Aim: Each line of the material below that holds the word "Minister" needs to be copied.

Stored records
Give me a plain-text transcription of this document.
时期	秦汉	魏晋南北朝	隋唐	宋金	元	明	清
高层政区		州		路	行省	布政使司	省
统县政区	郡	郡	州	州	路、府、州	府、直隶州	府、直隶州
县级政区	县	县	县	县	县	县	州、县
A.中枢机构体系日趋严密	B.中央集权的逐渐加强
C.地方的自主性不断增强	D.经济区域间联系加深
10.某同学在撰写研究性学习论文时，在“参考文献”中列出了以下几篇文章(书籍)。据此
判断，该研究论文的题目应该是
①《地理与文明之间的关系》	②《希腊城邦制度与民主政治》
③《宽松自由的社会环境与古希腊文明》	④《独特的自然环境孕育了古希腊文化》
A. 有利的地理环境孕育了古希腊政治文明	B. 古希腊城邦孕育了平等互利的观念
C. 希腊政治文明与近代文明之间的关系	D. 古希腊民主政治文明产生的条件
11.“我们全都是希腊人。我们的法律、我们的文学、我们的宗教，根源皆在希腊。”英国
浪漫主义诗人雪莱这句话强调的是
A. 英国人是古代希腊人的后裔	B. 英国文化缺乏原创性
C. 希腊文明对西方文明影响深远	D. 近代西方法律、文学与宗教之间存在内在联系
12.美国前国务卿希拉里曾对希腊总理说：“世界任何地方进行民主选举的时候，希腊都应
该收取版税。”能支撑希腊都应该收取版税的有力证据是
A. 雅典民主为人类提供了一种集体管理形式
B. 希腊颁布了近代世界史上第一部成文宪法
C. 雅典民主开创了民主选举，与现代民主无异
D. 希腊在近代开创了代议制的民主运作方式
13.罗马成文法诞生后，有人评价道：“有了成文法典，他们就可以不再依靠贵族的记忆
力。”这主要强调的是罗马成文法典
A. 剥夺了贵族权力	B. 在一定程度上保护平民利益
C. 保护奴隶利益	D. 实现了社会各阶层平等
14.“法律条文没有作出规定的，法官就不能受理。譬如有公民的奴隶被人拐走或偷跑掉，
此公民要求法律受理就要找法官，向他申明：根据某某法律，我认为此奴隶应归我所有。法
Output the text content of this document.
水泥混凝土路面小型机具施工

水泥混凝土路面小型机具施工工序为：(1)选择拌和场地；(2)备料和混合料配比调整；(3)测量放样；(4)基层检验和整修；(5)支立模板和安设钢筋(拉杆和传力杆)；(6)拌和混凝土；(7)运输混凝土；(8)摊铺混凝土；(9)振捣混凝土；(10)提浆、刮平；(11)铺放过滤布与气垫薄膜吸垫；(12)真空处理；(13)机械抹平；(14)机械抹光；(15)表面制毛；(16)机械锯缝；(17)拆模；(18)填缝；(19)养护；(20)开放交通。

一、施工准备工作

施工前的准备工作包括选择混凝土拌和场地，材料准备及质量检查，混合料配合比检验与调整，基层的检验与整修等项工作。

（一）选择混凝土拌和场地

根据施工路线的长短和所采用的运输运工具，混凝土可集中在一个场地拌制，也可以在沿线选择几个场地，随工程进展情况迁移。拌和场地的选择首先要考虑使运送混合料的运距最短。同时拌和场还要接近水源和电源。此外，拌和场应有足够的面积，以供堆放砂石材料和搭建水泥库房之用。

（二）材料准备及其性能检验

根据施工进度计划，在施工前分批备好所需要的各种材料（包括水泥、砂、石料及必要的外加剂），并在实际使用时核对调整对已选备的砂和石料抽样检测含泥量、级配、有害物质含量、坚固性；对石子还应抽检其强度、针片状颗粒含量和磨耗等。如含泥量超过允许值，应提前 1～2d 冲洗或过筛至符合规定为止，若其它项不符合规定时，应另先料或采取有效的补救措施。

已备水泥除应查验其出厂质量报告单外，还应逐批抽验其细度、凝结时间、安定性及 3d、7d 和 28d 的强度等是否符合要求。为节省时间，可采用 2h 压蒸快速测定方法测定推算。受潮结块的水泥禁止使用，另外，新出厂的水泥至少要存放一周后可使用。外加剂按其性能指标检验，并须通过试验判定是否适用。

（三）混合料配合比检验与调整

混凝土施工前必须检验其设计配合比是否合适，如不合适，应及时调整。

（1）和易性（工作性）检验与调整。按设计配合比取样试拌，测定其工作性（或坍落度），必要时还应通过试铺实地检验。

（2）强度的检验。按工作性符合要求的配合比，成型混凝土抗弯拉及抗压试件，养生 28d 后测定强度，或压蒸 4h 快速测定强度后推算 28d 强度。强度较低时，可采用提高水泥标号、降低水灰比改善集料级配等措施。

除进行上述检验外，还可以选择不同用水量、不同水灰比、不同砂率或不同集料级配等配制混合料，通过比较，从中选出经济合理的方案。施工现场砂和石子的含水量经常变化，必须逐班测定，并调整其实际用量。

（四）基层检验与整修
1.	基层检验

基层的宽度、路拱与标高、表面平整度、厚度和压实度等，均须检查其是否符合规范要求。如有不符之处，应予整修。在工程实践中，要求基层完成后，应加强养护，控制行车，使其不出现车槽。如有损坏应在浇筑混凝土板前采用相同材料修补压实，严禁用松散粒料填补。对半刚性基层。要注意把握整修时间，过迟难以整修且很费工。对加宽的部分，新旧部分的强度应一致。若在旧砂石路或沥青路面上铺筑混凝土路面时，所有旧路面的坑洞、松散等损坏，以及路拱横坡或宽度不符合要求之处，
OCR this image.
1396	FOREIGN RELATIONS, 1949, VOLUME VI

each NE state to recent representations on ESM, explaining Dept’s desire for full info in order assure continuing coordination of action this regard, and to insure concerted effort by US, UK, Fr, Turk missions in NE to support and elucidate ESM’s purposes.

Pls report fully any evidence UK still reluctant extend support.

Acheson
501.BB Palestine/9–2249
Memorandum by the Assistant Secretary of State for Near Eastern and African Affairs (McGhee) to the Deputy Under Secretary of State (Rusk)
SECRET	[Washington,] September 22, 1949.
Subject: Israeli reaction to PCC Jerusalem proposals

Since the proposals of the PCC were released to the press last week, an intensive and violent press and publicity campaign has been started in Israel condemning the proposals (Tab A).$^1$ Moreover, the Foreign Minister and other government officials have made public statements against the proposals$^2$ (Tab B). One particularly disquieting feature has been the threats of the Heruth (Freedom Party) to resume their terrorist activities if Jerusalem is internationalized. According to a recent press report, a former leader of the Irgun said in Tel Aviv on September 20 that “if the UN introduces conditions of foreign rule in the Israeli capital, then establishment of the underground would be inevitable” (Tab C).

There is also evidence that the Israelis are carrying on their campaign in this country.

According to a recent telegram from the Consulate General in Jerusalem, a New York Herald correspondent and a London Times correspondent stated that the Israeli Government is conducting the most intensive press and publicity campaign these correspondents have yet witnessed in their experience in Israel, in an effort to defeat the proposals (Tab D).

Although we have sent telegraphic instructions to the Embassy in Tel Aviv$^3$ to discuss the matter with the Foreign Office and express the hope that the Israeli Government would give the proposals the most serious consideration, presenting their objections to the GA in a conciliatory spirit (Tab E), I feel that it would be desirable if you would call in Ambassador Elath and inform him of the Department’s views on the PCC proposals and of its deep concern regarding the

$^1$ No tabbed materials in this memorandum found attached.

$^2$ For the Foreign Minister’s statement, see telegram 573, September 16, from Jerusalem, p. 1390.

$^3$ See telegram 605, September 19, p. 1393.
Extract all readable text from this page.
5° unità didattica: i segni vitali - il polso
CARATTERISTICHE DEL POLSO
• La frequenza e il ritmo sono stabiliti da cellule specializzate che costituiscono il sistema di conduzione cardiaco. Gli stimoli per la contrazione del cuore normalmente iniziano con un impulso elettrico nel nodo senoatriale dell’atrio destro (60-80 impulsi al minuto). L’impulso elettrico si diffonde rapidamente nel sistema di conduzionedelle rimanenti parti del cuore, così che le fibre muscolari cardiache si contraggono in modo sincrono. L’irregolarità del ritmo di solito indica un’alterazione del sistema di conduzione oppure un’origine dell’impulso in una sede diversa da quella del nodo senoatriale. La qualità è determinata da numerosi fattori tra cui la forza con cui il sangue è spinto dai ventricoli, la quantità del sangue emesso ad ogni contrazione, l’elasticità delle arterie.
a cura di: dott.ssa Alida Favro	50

Task output:
Since the proposals of the PCC were released to the press last week, an intensive and violent press and publicity campaign has been started in Israel condemning the proposals (Tab A).$^1$ Moreover, the Foreign Minister and other government officials have made public statements against the proposals$^2$ (Tab B). One particularly disquieting feature has been the threats of the Heruth (Freedom Party) to resume their terrorist activities if Jerusalem is internationalized. According to a recent press report, a former leader of the Irgun said in Tel Aviv on September 20 that “if the UN introduces conditions of foreign rule in the Israeli capital, then establishment of the underground would be inevitable” (Tab C).
$^2$ For the Foreign Minister’s statement, see telegram 573, September 16, from Jerusalem, p. 1390.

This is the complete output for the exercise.